> **Source data**:
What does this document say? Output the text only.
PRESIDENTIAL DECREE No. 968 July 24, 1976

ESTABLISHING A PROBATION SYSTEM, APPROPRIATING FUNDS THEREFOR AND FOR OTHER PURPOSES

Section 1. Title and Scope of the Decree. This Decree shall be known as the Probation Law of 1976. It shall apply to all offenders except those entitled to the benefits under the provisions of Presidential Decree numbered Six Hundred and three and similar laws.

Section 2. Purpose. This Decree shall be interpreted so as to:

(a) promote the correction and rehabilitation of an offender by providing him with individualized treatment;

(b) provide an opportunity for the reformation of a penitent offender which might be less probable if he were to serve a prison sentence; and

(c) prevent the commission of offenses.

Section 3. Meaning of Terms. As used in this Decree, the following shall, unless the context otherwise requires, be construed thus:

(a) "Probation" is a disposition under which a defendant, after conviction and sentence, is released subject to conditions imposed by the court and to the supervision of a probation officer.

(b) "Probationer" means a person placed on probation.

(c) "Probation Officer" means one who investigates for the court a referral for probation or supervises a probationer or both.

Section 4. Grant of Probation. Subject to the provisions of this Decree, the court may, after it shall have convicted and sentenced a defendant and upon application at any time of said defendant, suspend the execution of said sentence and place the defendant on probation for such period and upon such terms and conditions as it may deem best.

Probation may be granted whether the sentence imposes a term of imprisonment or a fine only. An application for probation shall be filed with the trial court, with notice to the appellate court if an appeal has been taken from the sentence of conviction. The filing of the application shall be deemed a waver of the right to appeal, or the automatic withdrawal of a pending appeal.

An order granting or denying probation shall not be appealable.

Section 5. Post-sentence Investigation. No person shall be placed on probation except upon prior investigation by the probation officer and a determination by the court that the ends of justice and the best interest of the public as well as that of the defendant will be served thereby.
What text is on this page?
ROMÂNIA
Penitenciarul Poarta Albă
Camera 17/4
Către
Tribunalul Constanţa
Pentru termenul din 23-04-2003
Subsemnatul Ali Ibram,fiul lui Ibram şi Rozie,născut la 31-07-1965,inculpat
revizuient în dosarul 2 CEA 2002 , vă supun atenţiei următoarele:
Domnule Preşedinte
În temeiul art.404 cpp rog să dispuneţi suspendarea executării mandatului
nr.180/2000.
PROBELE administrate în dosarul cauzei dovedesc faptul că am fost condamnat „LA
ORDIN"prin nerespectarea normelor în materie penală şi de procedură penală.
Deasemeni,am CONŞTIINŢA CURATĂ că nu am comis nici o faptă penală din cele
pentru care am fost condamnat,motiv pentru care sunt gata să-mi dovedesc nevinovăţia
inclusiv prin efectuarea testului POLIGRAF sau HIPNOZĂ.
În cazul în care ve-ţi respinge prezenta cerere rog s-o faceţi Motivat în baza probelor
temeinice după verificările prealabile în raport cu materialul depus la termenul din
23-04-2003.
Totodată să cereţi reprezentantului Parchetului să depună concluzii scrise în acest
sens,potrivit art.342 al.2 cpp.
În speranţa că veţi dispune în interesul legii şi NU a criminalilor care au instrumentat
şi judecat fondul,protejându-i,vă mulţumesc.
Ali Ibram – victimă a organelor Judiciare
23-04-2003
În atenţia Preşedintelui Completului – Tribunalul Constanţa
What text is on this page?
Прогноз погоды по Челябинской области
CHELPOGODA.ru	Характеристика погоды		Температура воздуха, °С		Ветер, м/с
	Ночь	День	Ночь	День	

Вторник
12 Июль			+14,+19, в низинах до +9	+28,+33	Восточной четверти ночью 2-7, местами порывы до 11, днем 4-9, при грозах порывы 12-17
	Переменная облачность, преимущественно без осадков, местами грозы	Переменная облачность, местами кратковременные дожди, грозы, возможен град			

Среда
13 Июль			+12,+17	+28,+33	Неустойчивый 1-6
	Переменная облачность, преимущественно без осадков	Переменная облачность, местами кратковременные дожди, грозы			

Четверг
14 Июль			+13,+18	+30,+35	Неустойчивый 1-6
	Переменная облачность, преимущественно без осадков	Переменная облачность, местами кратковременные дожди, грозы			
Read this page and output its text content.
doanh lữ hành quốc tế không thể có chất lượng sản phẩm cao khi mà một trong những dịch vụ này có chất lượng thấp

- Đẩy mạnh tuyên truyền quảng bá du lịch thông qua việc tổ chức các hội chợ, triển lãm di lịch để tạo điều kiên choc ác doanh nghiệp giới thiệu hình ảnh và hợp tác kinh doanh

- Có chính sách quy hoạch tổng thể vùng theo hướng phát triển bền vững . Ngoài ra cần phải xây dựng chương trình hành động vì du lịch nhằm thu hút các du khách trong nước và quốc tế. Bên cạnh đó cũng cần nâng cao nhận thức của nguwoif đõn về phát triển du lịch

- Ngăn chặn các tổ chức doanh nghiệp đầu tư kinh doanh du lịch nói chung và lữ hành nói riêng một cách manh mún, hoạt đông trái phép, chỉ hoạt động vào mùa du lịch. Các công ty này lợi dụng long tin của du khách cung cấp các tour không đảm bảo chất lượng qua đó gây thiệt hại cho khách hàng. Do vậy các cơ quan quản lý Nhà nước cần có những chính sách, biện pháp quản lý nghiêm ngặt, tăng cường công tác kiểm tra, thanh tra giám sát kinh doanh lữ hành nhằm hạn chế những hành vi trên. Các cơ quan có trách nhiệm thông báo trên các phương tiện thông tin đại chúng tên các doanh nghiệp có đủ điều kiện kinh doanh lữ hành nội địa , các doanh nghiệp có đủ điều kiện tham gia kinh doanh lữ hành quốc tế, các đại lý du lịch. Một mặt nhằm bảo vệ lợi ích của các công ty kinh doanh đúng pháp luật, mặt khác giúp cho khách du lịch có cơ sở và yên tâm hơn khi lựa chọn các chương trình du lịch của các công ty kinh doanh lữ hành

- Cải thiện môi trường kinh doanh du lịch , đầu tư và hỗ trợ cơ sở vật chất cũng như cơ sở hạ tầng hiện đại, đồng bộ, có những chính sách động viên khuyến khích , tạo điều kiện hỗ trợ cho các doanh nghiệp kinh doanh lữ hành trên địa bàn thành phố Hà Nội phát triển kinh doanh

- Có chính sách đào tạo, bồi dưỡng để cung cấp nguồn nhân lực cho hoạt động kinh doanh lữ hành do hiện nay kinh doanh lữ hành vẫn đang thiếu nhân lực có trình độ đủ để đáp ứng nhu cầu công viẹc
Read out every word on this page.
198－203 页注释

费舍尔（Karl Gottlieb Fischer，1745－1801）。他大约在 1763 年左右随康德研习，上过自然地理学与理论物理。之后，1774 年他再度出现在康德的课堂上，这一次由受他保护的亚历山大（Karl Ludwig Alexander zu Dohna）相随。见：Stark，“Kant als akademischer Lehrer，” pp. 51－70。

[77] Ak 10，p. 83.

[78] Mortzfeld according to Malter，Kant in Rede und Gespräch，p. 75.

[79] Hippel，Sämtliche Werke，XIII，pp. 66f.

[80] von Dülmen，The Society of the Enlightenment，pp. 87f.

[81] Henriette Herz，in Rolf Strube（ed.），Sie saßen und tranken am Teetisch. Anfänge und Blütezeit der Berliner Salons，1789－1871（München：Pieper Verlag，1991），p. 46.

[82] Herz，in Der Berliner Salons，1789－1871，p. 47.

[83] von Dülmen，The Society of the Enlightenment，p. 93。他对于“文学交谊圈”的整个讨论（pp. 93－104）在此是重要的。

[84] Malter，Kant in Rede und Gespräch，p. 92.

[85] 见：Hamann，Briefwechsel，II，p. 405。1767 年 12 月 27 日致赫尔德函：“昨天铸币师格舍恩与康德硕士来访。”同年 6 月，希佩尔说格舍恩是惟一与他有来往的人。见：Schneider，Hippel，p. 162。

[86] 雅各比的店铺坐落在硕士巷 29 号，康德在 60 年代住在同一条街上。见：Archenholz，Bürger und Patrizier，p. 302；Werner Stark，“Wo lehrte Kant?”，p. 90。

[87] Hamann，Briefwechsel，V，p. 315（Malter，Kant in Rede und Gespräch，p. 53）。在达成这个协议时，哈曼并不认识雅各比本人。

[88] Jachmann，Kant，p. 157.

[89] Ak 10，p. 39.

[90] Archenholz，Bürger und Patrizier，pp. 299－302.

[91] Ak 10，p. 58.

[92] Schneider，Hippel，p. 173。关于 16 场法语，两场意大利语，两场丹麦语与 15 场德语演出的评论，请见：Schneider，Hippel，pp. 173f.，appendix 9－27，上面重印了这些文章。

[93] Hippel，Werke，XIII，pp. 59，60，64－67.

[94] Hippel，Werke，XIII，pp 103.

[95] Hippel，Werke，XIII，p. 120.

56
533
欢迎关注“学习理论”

> **Written request**: Each line in the data that holds the string "Hamann" should be found and copied.

> **Written response**:
[85] 见：Hamann，Briefwechsel，II，p. 405。1767 年 12 月 27 日致赫尔德函：“昨天铸币师格舍恩与康德硕士来访。”同年 6 月，希佩尔说格舍恩是惟一与他有来往的人。见：Schneider，Hippel，p. 162。
[87] Hamann，Briefwechsel，V，p. 315（Malter，Kant in Rede und Gespräch，p. 53）。在达成这个协议时，哈曼并不认识雅各比本人。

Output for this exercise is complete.